**Figure data in JSON**:
------------------------------------
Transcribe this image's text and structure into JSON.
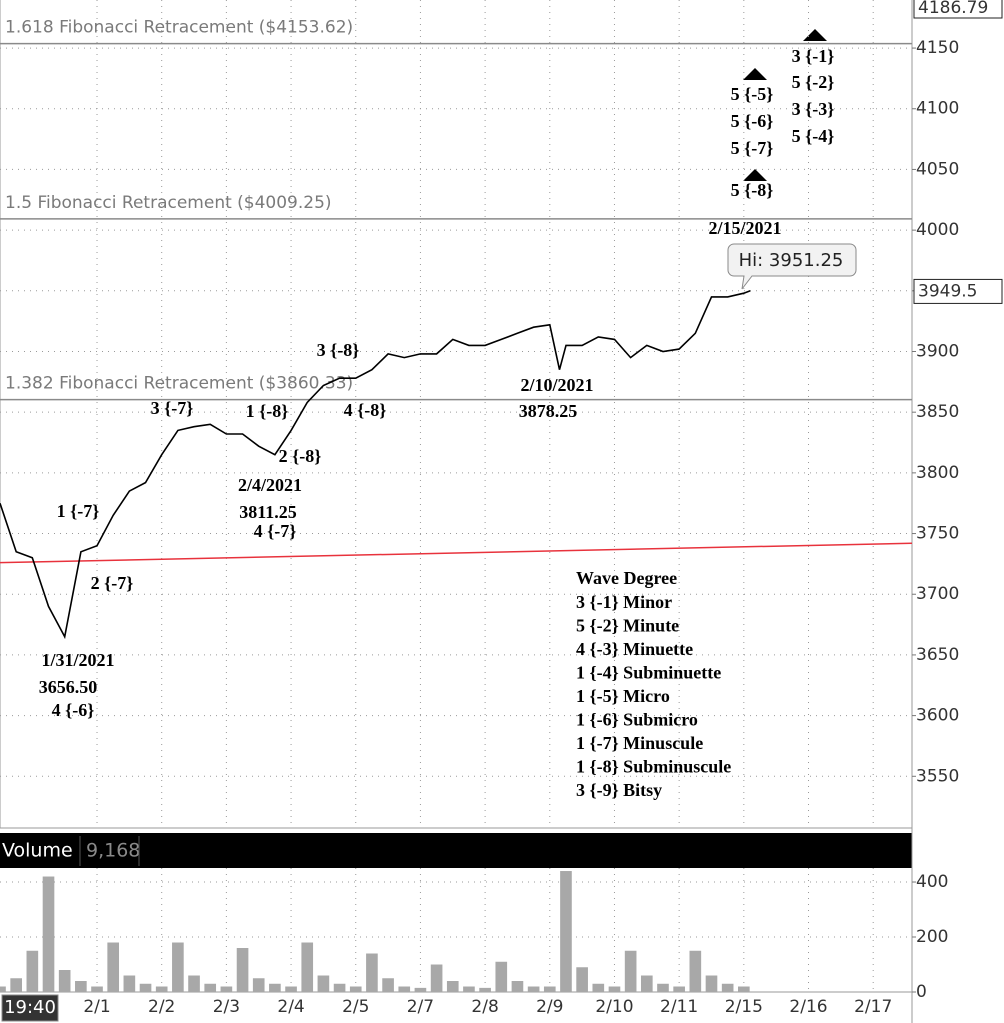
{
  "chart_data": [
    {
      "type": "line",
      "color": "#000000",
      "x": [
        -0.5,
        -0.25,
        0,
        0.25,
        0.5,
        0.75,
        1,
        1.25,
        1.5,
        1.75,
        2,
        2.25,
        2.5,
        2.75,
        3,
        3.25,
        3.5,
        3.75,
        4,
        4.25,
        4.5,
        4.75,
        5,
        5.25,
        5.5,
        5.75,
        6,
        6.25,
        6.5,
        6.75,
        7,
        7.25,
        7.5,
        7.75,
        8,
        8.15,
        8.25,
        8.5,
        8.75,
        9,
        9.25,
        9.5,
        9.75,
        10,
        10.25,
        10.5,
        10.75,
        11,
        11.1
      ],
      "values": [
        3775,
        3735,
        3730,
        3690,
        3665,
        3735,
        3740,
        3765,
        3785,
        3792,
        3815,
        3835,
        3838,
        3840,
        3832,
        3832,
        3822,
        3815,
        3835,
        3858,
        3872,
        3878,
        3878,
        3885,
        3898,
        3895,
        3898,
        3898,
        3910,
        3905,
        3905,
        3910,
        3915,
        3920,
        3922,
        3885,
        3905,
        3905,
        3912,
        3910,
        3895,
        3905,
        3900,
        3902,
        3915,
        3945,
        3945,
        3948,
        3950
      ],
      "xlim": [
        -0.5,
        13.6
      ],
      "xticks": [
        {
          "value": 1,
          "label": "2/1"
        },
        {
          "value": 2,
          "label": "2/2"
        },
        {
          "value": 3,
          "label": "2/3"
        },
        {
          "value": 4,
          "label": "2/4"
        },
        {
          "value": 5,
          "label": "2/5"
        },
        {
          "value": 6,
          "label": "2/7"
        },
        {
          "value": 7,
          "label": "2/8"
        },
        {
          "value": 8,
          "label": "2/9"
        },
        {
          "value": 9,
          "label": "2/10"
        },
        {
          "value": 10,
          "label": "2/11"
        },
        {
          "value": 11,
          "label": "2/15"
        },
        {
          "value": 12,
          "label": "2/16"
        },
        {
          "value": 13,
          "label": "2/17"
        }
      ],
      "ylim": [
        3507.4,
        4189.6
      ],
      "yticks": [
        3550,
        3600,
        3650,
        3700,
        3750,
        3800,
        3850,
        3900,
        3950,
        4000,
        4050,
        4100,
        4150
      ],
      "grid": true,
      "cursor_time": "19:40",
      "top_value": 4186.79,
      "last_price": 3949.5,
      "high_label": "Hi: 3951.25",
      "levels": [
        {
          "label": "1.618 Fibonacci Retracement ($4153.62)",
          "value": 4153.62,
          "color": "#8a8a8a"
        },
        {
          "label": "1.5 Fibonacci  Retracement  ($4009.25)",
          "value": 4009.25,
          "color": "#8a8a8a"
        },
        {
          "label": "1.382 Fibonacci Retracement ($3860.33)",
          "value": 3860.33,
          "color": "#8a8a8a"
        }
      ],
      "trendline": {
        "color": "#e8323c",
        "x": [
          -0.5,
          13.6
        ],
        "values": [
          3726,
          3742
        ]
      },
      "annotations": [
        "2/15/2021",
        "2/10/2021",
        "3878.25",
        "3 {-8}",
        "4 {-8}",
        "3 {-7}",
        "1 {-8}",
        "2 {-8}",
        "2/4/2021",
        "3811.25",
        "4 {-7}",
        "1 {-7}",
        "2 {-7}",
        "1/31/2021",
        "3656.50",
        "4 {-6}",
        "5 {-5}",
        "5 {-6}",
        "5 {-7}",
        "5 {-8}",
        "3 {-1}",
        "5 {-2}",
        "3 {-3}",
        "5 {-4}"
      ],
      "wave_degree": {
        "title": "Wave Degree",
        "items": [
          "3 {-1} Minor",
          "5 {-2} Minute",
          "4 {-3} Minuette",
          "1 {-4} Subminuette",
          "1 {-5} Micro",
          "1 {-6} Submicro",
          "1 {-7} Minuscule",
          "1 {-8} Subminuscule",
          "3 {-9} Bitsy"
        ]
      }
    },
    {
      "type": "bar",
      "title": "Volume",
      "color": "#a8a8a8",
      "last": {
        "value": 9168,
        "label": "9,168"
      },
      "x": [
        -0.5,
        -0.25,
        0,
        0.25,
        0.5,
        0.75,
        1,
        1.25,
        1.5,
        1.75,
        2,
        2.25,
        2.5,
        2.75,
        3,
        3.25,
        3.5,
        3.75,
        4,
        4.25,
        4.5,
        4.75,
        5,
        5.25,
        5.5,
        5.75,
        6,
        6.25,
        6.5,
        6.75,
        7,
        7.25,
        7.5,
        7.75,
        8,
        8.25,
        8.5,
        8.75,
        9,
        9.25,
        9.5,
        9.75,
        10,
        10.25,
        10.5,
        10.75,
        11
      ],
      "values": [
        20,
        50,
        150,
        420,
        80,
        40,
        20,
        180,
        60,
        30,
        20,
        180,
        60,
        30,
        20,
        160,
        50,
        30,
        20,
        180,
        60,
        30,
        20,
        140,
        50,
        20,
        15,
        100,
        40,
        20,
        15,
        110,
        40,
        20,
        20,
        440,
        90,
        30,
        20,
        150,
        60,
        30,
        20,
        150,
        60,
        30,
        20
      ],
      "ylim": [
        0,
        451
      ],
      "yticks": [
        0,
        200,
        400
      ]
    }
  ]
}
------------------------------------
**PROMPT**:
Omit every picture, then repeat the remaining data exactly as it appears above.

**TASK RESPONSE**:
Transcribe this image's text and structure into JSON.
{
  "chart_data": [
    {
      "type": "line",
      "color": "#000000",
      "x": [
        -0.5,
        -0.25,
        0,
        0.25,
        0.5,
        0.75,
        1,
        1.25,
        1.5,
        1.75,
        2,
        2.25,
        2.5,
        2.75,
        3,
        3.25,
        3.5,
        3.75,
        4,
        4.25,
        4.5,
        4.75,
        5,
        5.25,
        5.5,
        5.75,
        6,
        6.25,
        6.5,
        6.75,
        7,
        7.25,
        7.5,
        7.75,
        8,
        8.15,
        8.25,
        8.5,
        8.75,
        9,
        9.25,
        9.5,
        9.75,
        10,
        10.25,
        10.5,
        10.75,
        11,
        11.1
      ],
      "values": [
        3775,
        3735,
        3730,
        3690,
        3665,
        3735,
        3740,
        3765,
        3785,
        3792,
        3815,
        3835,
        3838,
        3840,
        3832,
        3832,
        3822,
        3815,
        3835,
        3858,
        3872,
        3878,
        3878,
        3885,
        3898,
        3895,
        3898,
        3898,
        3910,
        3905,
        3905,
        3910,
        3915,
        3920,
        3922,
        3885,
        3905,
        3905,
        3912,
        3910,
        3895,
        3905,
        3900,
        3902,
        3915,
        3945,
        3945,
        3948,
        3950
      ],
      "xlim": [
        -0.5,
        13.6
      ],
      "xticks": [
        {
          "value": 1,
          "label": "2/1"
        },
        {
          "value": 2,
          "label": "2/2"
        },
        {
          "value": 3,
          "label": "2/3"
        },
        {
          "value": 4,
          "label": "2/4"
        },
        {
          "value": 5,
          "label": "2/5"
        },
        {
          "value": 6,
          "label": "2/7"
        },
        {
          "value": 7,
          "label": "2/8"
        },
        {
          "value": 8,
          "label": "2/9"
        },
        {
          "value": 9,
          "label": "2/10"
        },
        {
          "value": 10,
          "label": "2/11"
        },
        {
          "value": 11,
          "label": "2/15"
        },
        {
          "value": 12,
          "label": "2/16"
        },
        {
          "value": 13,
          "label": "2/17"
        }
      ],
      "ylim": [
        3507.4,
        4189.6
      ],
      "yticks": [
        3550,
        3600,
        3650,
        3700,
        3750,
        3800,
        3850,
        3900,
        3950,
        4000,
        4050,
        4100,
        4150
      ],
      "grid": true,
      "cursor_time": "19:40",
      "top_value": 4186.79,
      "last_price": 3949.5,
      "high_label": "Hi: 3951.25",
      "levels": [
        {
          "label": "1.618 Fibonacci Retracement ($4153.62)",
          "value": 4153.62,
          "color": "#8a8a8a"
        },
        {
          "label": "1.5 Fibonacci  Retracement  ($4009.25)",
          "value": 4009.25,
          "color": "#8a8a8a"
        },
        {
          "label": "1.382 Fibonacci Retracement ($3860.33)",
          "value": 3860.33,
          "color": "#8a8a8a"
        }
      ],
      "trendline": {
        "color": "#e8323c",
        "x": [
          -0.5,
          13.6
        ],
        "values": [
          3726,
          3742
        ]
      },
      "annotations": [
        "2/15/2021",
        "2/10/2021",
        "3878.25",
        "3 {-8}",
        "4 {-8}",
        "3 {-7}",
        "1 {-8}",
        "2 {-8}",
        "2/4/2021",
        "3811.25",
        "4 {-7}",
        "1 {-7}",
        "2 {-7}",
        "1/31/2021",
        "3656.50",
        "4 {-6}",
        "5 {-5}",
        "5 {-6}",
        "5 {-7}",
        "5 {-8}",
        "3 {-1}",
        "5 {-2}",
        "3 {-3}",
        "5 {-4}"
      ],
      "wave_degree": {
        "title": "Wave Degree",
        "items": [
          "3 {-1} Minor",
          "5 {-2} Minute",
          "4 {-3} Minuette",
          "1 {-4} Subminuette",
          "1 {-5} Micro",
          "1 {-6} Submicro",
          "1 {-7} Minuscule",
          "1 {-8} Subminuscule",
          "3 {-9} Bitsy"
        ]
      }
    },
    {
      "type": "bar",
      "title": "Volume",
      "color": "#a8a8a8",
      "last": {
        "value": 9168,
        "label": "9,168"
      },
      "x": [
        -0.5,
        -0.25,
        0,
        0.25,
        0.5,
        0.75,
        1,
        1.25,
        1.5,
        1.75,
        2,
        2.25,
        2.5,
        2.75,
        3,
        3.25,
        3.5,
        3.75,
        4,
        4.25,
        4.5,
        4.75,
        5,
        5.25,
        5.5,
        5.75,
        6,
        6.25,
        6.5,
        6.75,
        7,
        7.25,
        7.5,
        7.75,
        8,
        8.25,
        8.5,
        8.75,
        9,
        9.25,
        9.5,
        9.75,
        10,
        10.25,
        10.5,
        10.75,
        11
      ],
      "values": [
        20,
        50,
        150,
        420,
        80,
        40,
        20,
        180,
        60,
        30,
        20,
        180,
        60,
        30,
        20,
        160,
        50,
        30,
        20,
        180,
        60,
        30,
        20,
        140,
        50,
        20,
        15,
        100,
        40,
        20,
        15,
        110,
        40,
        20,
        20,
        440,
        90,
        30,
        20,
        150,
        60,
        30,
        20,
        150,
        60,
        30,
        20
      ],
      "ylim": [
        0,
        451
      ],
      "yticks": [
        0,
        200,
        400
      ]
    }
  ]
}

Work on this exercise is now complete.